### INFORMATION SUPPLIED
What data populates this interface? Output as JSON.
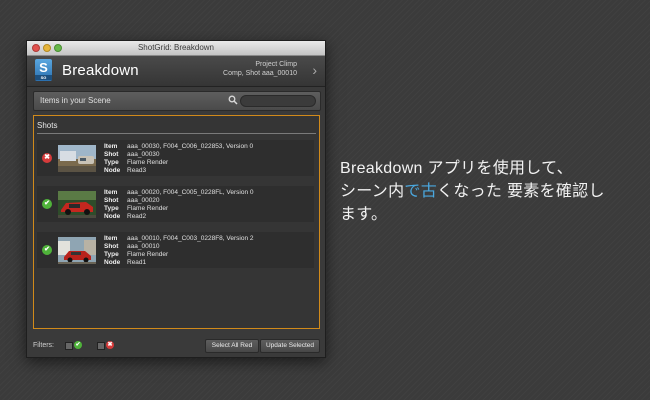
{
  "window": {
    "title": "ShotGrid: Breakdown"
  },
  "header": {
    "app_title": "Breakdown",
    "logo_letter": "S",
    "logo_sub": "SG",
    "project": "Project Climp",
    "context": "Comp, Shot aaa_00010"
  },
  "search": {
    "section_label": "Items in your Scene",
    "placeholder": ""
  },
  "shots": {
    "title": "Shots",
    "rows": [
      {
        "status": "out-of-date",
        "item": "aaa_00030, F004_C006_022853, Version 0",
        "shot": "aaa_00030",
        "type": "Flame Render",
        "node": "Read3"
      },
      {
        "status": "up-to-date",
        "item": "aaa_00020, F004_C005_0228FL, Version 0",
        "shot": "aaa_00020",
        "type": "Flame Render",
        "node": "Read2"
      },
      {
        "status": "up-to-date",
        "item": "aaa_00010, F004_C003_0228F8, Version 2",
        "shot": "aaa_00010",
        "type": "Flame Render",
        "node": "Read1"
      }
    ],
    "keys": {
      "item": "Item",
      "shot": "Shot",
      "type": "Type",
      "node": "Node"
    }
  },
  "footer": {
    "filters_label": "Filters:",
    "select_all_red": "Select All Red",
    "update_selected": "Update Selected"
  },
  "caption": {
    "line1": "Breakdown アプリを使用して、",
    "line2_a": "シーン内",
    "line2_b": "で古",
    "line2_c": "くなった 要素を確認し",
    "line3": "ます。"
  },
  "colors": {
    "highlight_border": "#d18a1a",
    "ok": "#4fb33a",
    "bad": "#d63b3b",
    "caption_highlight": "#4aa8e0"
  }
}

--

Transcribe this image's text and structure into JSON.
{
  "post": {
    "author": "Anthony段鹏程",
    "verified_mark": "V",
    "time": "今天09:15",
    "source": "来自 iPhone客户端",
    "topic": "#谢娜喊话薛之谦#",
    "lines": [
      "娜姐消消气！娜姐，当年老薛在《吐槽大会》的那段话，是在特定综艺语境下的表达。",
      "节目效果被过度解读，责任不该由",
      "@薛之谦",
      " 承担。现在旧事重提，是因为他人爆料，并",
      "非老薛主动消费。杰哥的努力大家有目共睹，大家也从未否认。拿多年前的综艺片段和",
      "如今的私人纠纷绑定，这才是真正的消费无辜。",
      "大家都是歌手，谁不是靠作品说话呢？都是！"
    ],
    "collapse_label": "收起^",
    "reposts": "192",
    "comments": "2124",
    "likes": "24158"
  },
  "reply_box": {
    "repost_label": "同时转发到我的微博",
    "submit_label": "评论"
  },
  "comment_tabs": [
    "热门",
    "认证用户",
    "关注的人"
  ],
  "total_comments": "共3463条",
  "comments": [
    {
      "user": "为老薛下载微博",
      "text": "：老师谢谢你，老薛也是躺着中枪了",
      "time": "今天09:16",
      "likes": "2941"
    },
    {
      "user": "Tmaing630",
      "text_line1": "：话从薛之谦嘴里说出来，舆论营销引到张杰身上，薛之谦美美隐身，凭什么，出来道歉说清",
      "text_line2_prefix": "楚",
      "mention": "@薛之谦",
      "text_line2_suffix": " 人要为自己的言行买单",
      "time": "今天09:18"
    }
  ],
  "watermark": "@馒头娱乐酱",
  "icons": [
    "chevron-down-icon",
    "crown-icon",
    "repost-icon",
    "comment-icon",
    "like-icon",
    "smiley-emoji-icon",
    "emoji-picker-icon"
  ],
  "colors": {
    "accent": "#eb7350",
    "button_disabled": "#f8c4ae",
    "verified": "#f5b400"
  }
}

### WORK TO BE COMPLETED
Filter the records, keeping only lines that contain "emoji", and show those lines.

### OUTPUT FOR THIS TASK
    "smiley-emoji-icon",
    "emoji-picker-icon"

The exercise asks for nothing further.